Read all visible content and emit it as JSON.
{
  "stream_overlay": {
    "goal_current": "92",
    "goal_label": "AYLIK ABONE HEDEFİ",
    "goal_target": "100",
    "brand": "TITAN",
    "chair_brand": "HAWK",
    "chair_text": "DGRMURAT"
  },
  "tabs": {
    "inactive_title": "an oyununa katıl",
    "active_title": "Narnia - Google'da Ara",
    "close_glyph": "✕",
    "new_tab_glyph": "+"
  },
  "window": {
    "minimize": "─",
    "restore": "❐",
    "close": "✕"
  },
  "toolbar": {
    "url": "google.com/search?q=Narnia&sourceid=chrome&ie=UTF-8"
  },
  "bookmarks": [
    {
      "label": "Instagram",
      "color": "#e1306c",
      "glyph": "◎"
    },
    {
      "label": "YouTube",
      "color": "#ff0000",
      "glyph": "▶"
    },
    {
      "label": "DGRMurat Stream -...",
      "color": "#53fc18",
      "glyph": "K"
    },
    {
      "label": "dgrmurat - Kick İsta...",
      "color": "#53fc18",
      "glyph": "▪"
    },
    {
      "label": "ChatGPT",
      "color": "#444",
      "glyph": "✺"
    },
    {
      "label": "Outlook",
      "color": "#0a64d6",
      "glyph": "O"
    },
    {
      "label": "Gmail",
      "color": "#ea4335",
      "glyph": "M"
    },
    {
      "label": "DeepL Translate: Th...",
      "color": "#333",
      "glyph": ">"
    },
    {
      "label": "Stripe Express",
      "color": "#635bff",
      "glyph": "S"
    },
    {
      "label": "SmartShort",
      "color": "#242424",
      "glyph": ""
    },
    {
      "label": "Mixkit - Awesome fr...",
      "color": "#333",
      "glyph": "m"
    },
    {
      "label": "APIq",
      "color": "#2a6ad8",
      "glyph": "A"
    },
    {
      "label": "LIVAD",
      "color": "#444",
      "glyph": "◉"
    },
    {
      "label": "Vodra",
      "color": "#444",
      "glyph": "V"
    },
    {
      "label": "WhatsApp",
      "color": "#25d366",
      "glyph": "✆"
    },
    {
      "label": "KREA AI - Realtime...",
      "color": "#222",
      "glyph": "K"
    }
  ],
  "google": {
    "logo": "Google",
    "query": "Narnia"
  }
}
________________________________________
All of the entries should be written out again exactly.

Final result:
Read all visible content and emit it as JSON.
{
  "stream_overlay": {
    "goal_current": "92",
    "goal_label": "AYLIK ABONE HEDEFİ",
    "goal_target": "100",
    "brand": "TITAN",
    "chair_brand": "HAWK",
    "chair_text": "DGRMURAT"
  },
  "tabs": {
    "inactive_title": "an oyununa katıl",
    "active_title": "Narnia - Google'da Ara",
    "close_glyph": "✕",
    "new_tab_glyph": "+"
  },
  "window": {
    "minimize": "─",
    "restore": "❐",
    "close": "✕"
  },
  "toolbar": {
    "url": "google.com/search?q=Narnia&sourceid=chrome&ie=UTF-8"
  },
  "bookmarks": [
    {
      "label": "Instagram",
      "color": "#e1306c",
      "glyph": "◎"
    },
    {
      "label": "YouTube",
      "color": "#ff0000",
      "glyph": "▶"
    },
    {
      "label": "DGRMurat Stream -...",
      "color": "#53fc18",
      "glyph": "K"
    },
    {
      "label": "dgrmurat - Kick İsta...",
      "color": "#53fc18",
      "glyph": "▪"
    },
    {
      "label": "ChatGPT",
      "color": "#444",
      "glyph": "✺"
    },
    {
      "label": "Outlook",
      "color": "#0a64d6",
      "glyph": "O"
    },
    {
      "label": "Gmail",
      "color": "#ea4335",
      "glyph": "M"
    },
    {
      "label": "DeepL Translate: Th...",
      "color": "#333",
      "glyph": ">"
    },
    {
      "label": "Stripe Express",
      "color": "#635bff",
      "glyph": "S"
    },
    {
      "label": "SmartShort",
      "color": "#242424",
      "glyph": ""
    },
    {
      "label": "Mixkit - Awesome fr...",
      "color": "#333",
      "glyph": "m"
    },
    {
      "label": "APIq",
      "color": "#2a6ad8",
      "glyph": "A"
    },
    {
      "label": "LIVAD",
      "color": "#444",
      "glyph": "◉"
    },
    {
      "label": "Vodra",
      "color": "#444",
      "glyph": "V"
    },
    {
      "label": "WhatsApp",
      "color": "#25d366",
      "glyph": "✆"
    },
    {
      "label": "KREA AI - Realtime...",
      "color": "#222",
      "glyph": "K"
    }
  ],
  "google": {
    "logo": "Google",
    "query": "Narnia"
  }
}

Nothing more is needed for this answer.